--- Record set ---

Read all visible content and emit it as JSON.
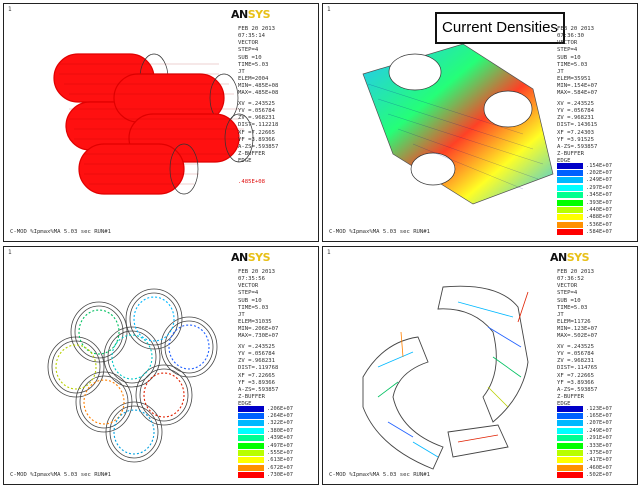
{
  "panels": [
    {
      "index": "1",
      "logo": {
        "an": "AN",
        "sys": "SYS"
      },
      "info": [
        "FEB 20 2013",
        "07:35:14",
        "VECTOR",
        "STEP=4",
        "SUB =10",
        "TIME=5.03",
        "JT",
        "ELEM=2004",
        "MIN=.485E+08",
        "MAX=.485E+08",
        "",
        "XV =.243525",
        "YV =.056784",
        "ZV =.968231",
        "DIST=.112218",
        "XF =7.22665",
        "YF =3.89366",
        "A-ZS=.593857",
        "Z-BUFFER",
        "EDGE"
      ],
      "edge_value": ".485E+08",
      "footer": "C-MOD %Ipmax%MA 5.03 sec RUN#1"
    },
    {
      "index": "1",
      "title_box": "Current Densities",
      "info": [
        "FEB 20 2013",
        "07:36:30",
        "VECTOR",
        "STEP=4",
        "SUB =10",
        "TIME=5.03",
        "JT",
        "ELEM=35951",
        "MIN=.154E+07",
        "MAX=.584E+07",
        "",
        "XV =.243525",
        "YV =.056784",
        "ZV =.968231",
        "DIST=.143615",
        "XF =7.24303",
        "YF =3.91525",
        "A-ZS=.593857",
        "Z-BUFFER",
        "EDGE"
      ],
      "legend": [
        {
          "label": ".154E+07",
          "color": "#0000c8"
        },
        {
          "label": ".202E+07",
          "color": "#0060ff"
        },
        {
          "label": ".249E+07",
          "color": "#00b8ff"
        },
        {
          "label": ".297E+07",
          "color": "#00ffff"
        },
        {
          "label": ".345E+07",
          "color": "#00ff90"
        },
        {
          "label": ".393E+07",
          "color": "#00ff00"
        },
        {
          "label": ".440E+07",
          "color": "#b8ff00"
        },
        {
          "label": ".488E+07",
          "color": "#ffff00"
        },
        {
          "label": ".536E+07",
          "color": "#ff9000"
        },
        {
          "label": ".584E+07",
          "color": "#ff0000"
        }
      ],
      "footer": "C-MOD %Ipmax%MA 5.03 sec RUN#1"
    },
    {
      "index": "1",
      "logo": {
        "an": "AN",
        "sys": "SYS"
      },
      "info": [
        "FEB 20 2013",
        "07:35:56",
        "VECTOR",
        "STEP=4",
        "SUB =10",
        "TIME=5.03",
        "JT",
        "ELEM=31035",
        "MIN=.206E+07",
        "MAX=.730E+07",
        "",
        "XV =.243525",
        "YV =.056784",
        "ZV =.968231",
        "DIST=.119768",
        "XF =7.22665",
        "YF =3.89366",
        "A-ZS=.593857",
        "Z-BUFFER",
        "EDGE"
      ],
      "legend": [
        {
          "label": ".206E+07",
          "color": "#0000c8"
        },
        {
          "label": ".264E+07",
          "color": "#0060ff"
        },
        {
          "label": ".322E+07",
          "color": "#00b8ff"
        },
        {
          "label": ".380E+07",
          "color": "#00ffff"
        },
        {
          "label": ".439E+07",
          "color": "#00ff90"
        },
        {
          "label": ".497E+07",
          "color": "#00ff00"
        },
        {
          "label": ".555E+07",
          "color": "#b8ff00"
        },
        {
          "label": ".613E+07",
          "color": "#ffff00"
        },
        {
          "label": ".672E+07",
          "color": "#ff9000"
        },
        {
          "label": ".730E+07",
          "color": "#ff0000"
        }
      ],
      "footer": "C-MOD %Ipmax%MA 5.03 sec RUN#1"
    },
    {
      "index": "1",
      "logo": {
        "an": "AN",
        "sys": "SYS"
      },
      "info": [
        "FEB 20 2013",
        "07:36:52",
        "VECTOR",
        "STEP=4",
        "SUB =10",
        "TIME=5.03",
        "JT",
        "ELEM=11726",
        "MIN=.123E+07",
        "MAX=.502E+07",
        "",
        "XV =.243525",
        "YV =.056784",
        "ZV =.968231",
        "DIST=.114765",
        "XF =7.22665",
        "YF =3.89366",
        "A-ZS=.593857",
        "Z-BUFFER",
        "EDGE"
      ],
      "legend": [
        {
          "label": ".123E+07",
          "color": "#0000c8"
        },
        {
          "label": ".165E+07",
          "color": "#0060ff"
        },
        {
          "label": ".207E+07",
          "color": "#00b8ff"
        },
        {
          "label": ".249E+07",
          "color": "#00ffff"
        },
        {
          "label": ".291E+07",
          "color": "#00ff90"
        },
        {
          "label": ".333E+07",
          "color": "#00ff00"
        },
        {
          "label": ".375E+07",
          "color": "#b8ff00"
        },
        {
          "label": ".417E+07",
          "color": "#ffff00"
        },
        {
          "label": ".460E+07",
          "color": "#ff9000"
        },
        {
          "label": ".502E+07",
          "color": "#ff0000"
        }
      ],
      "footer": "C-MOD %Ipmax%MA 5.03 sec RUN#1"
    }
  ]
}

---

Short exercise: Gather each line holding the string "ELEM".

Correct output:
        "ELEM=2004",
        "ELEM=35951",
        "ELEM=31035",
        "ELEM=11726",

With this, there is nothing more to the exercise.